#### [Page excerpt]
+++++

He married the only daughter of Mr. C. A. Isbel, in November, 1854. In the fall of 1857 he removed with his family, and located in the practice of his profession at Pacific City, Mills county, Iowa, When the discovery of gold in the Rocky Mountains was first made known, he with many others living on the frontier immediately made ready, and started on a trip to the auriferous fields early in 1859. After arriving there and prospecting a few weeks in the mountains, he made up his mind that gold digging there could not be made to pay without the expenditure of large capital, and thereupon he returned to the States the same summer, settled up his business at his new home on the Missouri river, and returned to his old home at De Witt, Iowa, where he pursued the practice of medicine until August, 1861, when he received a commission as Assistant Surgeon of the Seventh Iowa Regiment Infantry Volunteers, and joined his regiment same month at Iron Mountain: was with it on duty — overworked much of the time, and enduring many hard marches and suffering from the privations and disadvantages of soldiering at the commencement of the war — he fell sick, and finally became so debilitated and broken down in health, that soon after the first battle of Corinth he resigned, the last of June, 1862, and returned home with a shattered and broken constitution. After remaining home some two years, and health much improved, through the influence of his tried and true friend of many years, Dr. C. H. Lothrop, then Surgeon of the First Iowa Cavalry Volunteers, the Governor of Iowa commissioned him Assistant Surgeon of that regiment, in December, 1864, with which he remained in that capacity only a few months, when he was promoted, and commissioned by the Governor of Illinois Surgeon of the Twelfth Illinois Regiment Cavalry Volunteers, in June, 1865, and served with that regiment until after the close of the war, and was mustered out at Houston, Texas, in May, 1866, and became a citizen of Texas, buying a farm on Cedar Bayou, near Galveston Bay, where he now resides and still follows the vocation of his calling.

+++++

#### [Problem statement]
According to the biographical sketch, where and when was the doctor mustered out of service?

+++++

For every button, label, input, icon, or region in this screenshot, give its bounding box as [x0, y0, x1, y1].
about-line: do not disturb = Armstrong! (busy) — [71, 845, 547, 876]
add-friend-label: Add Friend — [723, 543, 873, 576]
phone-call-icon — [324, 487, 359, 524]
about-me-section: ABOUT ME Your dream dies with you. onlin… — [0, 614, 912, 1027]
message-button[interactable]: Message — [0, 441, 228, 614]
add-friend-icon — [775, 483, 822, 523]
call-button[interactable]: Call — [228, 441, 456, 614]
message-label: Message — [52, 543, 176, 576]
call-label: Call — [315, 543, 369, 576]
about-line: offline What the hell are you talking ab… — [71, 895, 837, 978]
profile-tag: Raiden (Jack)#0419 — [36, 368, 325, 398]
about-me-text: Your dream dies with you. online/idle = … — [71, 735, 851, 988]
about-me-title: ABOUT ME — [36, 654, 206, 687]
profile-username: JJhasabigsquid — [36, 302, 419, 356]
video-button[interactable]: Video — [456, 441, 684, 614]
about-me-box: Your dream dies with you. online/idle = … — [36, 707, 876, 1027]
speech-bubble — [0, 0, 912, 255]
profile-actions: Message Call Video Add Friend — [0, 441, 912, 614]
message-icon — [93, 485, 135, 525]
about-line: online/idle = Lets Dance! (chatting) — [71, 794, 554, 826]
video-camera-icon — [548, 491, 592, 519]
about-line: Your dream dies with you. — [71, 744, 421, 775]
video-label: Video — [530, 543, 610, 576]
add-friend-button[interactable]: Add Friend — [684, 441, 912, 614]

+++++

#### [Task solution]
He was mustered out at Houston, Texas, in May 1866.